▸ **AVAILABLE DATA**:
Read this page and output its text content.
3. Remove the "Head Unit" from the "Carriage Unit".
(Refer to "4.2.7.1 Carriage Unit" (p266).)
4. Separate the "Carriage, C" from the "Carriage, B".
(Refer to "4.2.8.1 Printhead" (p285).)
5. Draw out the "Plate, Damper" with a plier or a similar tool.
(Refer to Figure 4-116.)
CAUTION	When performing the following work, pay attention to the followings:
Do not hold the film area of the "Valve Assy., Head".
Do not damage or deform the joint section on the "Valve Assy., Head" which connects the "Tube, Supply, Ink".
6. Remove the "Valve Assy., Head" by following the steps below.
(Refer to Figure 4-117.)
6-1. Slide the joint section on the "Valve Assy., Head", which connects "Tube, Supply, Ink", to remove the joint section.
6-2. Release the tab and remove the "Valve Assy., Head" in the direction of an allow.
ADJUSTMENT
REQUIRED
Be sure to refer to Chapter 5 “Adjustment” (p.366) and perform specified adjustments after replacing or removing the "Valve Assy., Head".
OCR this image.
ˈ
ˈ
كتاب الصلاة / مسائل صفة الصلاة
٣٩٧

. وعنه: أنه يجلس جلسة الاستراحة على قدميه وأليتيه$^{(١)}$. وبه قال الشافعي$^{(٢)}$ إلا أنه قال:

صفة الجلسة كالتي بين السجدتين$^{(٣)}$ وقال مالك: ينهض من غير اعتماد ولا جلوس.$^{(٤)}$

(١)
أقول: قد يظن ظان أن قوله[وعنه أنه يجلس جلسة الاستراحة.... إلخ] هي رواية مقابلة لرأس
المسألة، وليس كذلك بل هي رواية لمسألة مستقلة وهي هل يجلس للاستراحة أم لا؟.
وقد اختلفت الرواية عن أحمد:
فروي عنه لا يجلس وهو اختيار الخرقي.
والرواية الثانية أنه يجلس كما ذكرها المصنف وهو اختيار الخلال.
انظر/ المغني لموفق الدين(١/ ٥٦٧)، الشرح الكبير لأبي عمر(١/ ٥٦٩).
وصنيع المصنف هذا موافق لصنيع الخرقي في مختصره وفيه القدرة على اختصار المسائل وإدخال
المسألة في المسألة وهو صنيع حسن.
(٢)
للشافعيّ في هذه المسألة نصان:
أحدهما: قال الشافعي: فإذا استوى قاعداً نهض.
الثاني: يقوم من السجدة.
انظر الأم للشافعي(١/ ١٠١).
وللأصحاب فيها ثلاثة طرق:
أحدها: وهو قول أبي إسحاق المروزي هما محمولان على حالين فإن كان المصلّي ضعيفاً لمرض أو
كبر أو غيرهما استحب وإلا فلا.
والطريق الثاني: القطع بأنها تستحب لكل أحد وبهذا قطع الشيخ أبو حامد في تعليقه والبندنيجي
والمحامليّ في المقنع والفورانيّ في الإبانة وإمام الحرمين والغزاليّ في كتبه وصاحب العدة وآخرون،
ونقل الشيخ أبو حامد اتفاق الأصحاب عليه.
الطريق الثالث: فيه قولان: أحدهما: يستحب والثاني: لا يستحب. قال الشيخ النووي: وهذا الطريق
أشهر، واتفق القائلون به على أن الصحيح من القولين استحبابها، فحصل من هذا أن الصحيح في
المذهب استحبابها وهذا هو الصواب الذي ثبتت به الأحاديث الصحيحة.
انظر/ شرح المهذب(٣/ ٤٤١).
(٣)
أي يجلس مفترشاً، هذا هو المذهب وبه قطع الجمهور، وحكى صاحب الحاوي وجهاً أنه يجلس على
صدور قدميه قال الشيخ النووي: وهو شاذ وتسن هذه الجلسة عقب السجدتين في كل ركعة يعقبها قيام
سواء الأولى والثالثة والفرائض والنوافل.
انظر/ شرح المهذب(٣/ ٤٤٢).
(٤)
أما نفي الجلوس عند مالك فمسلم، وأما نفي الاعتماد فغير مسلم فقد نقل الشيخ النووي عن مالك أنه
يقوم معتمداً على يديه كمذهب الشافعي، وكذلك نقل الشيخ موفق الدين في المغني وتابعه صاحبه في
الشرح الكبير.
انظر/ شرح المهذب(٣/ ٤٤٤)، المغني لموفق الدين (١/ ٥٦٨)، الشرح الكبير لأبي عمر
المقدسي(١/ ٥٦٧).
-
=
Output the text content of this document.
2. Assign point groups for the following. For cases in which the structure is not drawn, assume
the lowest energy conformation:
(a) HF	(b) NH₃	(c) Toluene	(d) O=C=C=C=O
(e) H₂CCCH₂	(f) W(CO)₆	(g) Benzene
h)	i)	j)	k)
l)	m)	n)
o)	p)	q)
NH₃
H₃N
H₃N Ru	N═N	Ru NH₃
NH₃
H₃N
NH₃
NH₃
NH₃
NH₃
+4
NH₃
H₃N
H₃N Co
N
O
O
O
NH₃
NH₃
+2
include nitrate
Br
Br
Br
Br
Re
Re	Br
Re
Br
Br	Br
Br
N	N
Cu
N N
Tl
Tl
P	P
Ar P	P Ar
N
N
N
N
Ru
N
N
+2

▸ **TASK**:
Set every line of the listing down word for word.

▸ **WRITTEN REPLY**:
Read this page and output its text content.
3. Remove the "Head Unit" from the "Carriage Unit".
(Refer to "4.2.7.1 Carriage Unit" (p266).)
4. Separate the "Carriage, C" from the "Carriage, B".
(Refer to "4.2.8.1 Printhead" (p285).)
5. Draw out the "Plate, Damper" with a plier or a similar tool.
(Refer to Figure 4-116.)
CAUTION	When performing the following work, pay attention to the followings:
Do not hold the film area of the "Valve Assy., Head".
Do not damage or deform the joint section on the "Valve Assy., Head" which connects the "Tube, Supply, Ink".
6. Remove the "Valve Assy., Head" by following the steps below.
(Refer to Figure 4-117.)
6-1. Slide the joint section on the "Valve Assy., Head", which connects "Tube, Supply, Ink", to remove the joint section.
6-2. Release the tab and remove the "Valve Assy., Head" in the direction of an allow.
ADJUSTMENT
REQUIRED
Be sure to refer to Chapter 5 “Adjustment” (p.366) and perform specified adjustments after replacing or removing the "Valve Assy., Head".
OCR this image.
ˈ
ˈ
كتاب الصلاة / مسائل صفة الصلاة
٣٩٧

. وعنه: أنه يجلس جلسة الاستراحة على قدميه وأليتيه$^{(١)}$. وبه قال الشافعي$^{(٢)}$ إلا أنه قال:

صفة الجلسة كالتي بين السجدتين$^{(٣)}$ وقال مالك: ينهض من غير اعتماد ولا جلوس.$^{(٤)}$

(١)
أقول: قد يظن ظان أن قوله[وعنه أنه يجلس جلسة الاستراحة.... إلخ] هي رواية مقابلة لرأس
المسألة، وليس كذلك بل هي رواية لمسألة مستقلة وهي هل يجلس للاستراحة أم لا؟.
وقد اختلفت الرواية عن أحمد:
فروي عنه لا يجلس وهو اختيار الخرقي.
والرواية الثانية أنه يجلس كما ذكرها المصنف وهو اختيار الخلال.
انظر/ المغني لموفق الدين(١/ ٥٦٧)، الشرح الكبير لأبي عمر(١/ ٥٦٩).
وصنيع المصنف هذا موافق لصنيع الخرقي في مختصره وفيه القدرة على اختصار المسائل وإدخال
المسألة في المسألة وهو صنيع حسن.
(٢)
للشافعيّ في هذه المسألة نصان:
أحدهما: قال الشافعي: فإذا استوى قاعداً نهض.
الثاني: يقوم من السجدة.
انظر الأم للشافعي(١/ ١٠١).
وللأصحاب فيها ثلاثة طرق:
أحدها: وهو قول أبي إسحاق المروزي هما محمولان على حالين فإن كان المصلّي ضعيفاً لمرض أو
كبر أو غيرهما استحب وإلا فلا.
والطريق الثاني: القطع بأنها تستحب لكل أحد وبهذا قطع الشيخ أبو حامد في تعليقه والبندنيجي
والمحامليّ في المقنع والفورانيّ في الإبانة وإمام الحرمين والغزاليّ في كتبه وصاحب العدة وآخرون،
ونقل الشيخ أبو حامد اتفاق الأصحاب عليه.
الطريق الثالث: فيه قولان: أحدهما: يستحب والثاني: لا يستحب. قال الشيخ النووي: وهذا الطريق
أشهر، واتفق القائلون به على أن الصحيح من القولين استحبابها، فحصل من هذا أن الصحيح في
المذهب استحبابها وهذا هو الصواب الذي ثبتت به الأحاديث الصحيحة.
انظر/ شرح المهذب(٣/ ٤٤١).
(٣)
أي يجلس مفترشاً، هذا هو المذهب وبه قطع الجمهور، وحكى صاحب الحاوي وجهاً أنه يجلس على
صدور قدميه قال الشيخ النووي: وهو شاذ وتسن هذه الجلسة عقب السجدتين في كل ركعة يعقبها قيام
سواء الأولى والثالثة والفرائض والنوافل.
انظر/ شرح المهذب(٣/ ٤٤٢).
(٤)
أما نفي الجلوس عند مالك فمسلم، وأما نفي الاعتماد فغير مسلم فقد نقل الشيخ النووي عن مالك أنه
يقوم معتمداً على يديه كمذهب الشافعي، وكذلك نقل الشيخ موفق الدين في المغني وتابعه صاحبه في
الشرح الكبير.
انظر/ شرح المهذب(٣/ ٤٤٤)، المغني لموفق الدين (١/ ٥٦٨)، الشرح الكبير لأبي عمر
المقدسي(١/ ٥٦٧).
-
=
Output the text content of this document.
2. Assign point groups for the following. For cases in which the structure is not drawn, assume
the lowest energy conformation:
(a) HF	(b) NH₃	(c) Toluene	(d) O=C=C=C=O
(e) H₂CCCH₂	(f) W(CO)₆	(g) Benzene
h)	i)	j)	k)
l)	m)	n)
o)	p)	q)
NH₃
H₃N
H₃N Ru	N═N	Ru NH₃
NH₃
H₃N
NH₃
NH₃
NH₃
NH₃
+4
NH₃
H₃N
H₃N Co
N
O
O
O
NH₃
NH₃
+2
include nitrate
Br
Br
Br
Br
Re
Re	Br
Re
Br
Br	Br
Br
N	N
Cu
N N
Tl
Tl
P	P
Ar P	P Ar
N
N
N
N
Ru
N
N
+2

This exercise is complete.